■ **EXERCISE**:
Give back exactly the lines that run from the line containing "What data was" through the end of the listing below. Leave out every other line.

■ **EXERCISE MATERIALS**:
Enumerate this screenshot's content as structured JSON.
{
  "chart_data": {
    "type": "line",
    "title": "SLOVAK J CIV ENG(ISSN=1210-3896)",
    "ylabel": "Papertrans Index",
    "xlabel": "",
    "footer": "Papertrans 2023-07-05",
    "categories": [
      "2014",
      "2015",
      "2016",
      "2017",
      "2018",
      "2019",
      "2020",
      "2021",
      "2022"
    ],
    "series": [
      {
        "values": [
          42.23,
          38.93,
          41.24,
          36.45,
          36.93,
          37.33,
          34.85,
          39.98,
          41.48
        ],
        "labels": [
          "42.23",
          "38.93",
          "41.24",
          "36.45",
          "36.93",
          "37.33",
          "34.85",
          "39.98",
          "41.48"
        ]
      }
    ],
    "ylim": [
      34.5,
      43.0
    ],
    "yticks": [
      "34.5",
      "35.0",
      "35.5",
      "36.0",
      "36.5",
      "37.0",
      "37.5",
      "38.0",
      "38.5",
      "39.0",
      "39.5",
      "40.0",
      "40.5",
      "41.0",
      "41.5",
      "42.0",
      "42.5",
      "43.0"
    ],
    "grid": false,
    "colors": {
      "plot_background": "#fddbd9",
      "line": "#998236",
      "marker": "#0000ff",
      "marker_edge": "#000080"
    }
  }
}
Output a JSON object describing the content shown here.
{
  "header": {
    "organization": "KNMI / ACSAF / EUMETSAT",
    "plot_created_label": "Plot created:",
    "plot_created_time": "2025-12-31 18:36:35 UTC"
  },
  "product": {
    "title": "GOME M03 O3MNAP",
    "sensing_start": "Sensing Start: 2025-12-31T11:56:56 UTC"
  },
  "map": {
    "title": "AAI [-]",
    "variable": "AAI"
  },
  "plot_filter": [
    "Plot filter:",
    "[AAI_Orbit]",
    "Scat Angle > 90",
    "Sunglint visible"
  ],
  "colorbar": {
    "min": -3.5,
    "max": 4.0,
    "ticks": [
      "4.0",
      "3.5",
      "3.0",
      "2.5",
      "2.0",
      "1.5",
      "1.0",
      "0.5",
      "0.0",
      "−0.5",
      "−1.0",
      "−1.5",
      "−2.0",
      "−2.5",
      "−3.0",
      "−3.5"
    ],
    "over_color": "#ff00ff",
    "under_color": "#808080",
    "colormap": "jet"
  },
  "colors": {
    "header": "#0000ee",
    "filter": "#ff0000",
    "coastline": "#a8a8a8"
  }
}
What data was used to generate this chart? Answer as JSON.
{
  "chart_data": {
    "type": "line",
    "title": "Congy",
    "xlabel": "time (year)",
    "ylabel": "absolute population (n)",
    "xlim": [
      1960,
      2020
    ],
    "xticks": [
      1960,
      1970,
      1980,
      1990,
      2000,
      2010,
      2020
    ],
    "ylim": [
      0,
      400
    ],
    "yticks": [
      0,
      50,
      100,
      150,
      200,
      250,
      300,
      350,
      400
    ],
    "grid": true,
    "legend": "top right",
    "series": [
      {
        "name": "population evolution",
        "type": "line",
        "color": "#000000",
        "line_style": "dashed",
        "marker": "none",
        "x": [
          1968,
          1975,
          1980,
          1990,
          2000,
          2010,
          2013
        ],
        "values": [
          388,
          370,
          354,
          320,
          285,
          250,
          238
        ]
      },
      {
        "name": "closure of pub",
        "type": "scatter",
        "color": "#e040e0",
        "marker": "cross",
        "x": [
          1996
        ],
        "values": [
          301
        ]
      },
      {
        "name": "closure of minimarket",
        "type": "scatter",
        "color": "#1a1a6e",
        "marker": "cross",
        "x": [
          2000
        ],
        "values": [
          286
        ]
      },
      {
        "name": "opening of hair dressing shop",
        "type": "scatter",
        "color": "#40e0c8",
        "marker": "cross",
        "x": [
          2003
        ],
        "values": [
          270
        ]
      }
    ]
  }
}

■ **FULL ANSWER**:
What data was used to generate this chart? Answer as JSON.
{
  "chart_data": {
    "type": "line",
    "title": "Congy",
    "xlabel": "time (year)",
    "ylabel": "absolute population (n)",
    "xlim": [
      1960,
      2020
    ],
    "xticks": [
      1960,
      1970,
      1980,
      1990,
      2000,
      2010,
      2020
    ],
    "ylim": [
      0,
      400
    ],
    "yticks": [
      0,
      50,
      100,
      150,
      200,
      250,
      300,
      350,
      400
    ],
    "grid": true,
    "legend": "top right",
    "series": [
      {
        "name": "population evolution",
        "type": "line",
        "color": "#000000",
        "line_style": "dashed",
        "marker": "none",
        "x": [
          1968,
          1975,
          1980,
          1990,
          2000,
          2010,
          2013
        ],
        "values": [
          388,
          370,
          354,
          320,
          285,
          250,
          238
        ]
      },
      {
        "name": "closure of pub",
        "type": "scatter",
        "color": "#e040e0",
        "marker": "cross",
        "x": [
          1996
        ],
        "values": [
          301
        ]
      },
      {
        "name": "closure of minimarket",
        "type": "scatter",
        "color": "#1a1a6e",
        "marker": "cross",
        "x": [
          2000
        ],
        "values": [
          286
        ]
      },
      {
        "name": "opening of hair dressing shop",
        "type": "scatter",
        "color": "#40e0c8",
        "marker": "cross",
        "x": [
          2003
        ],
        "values": [
          270
        ]
      }
    ]
  }
}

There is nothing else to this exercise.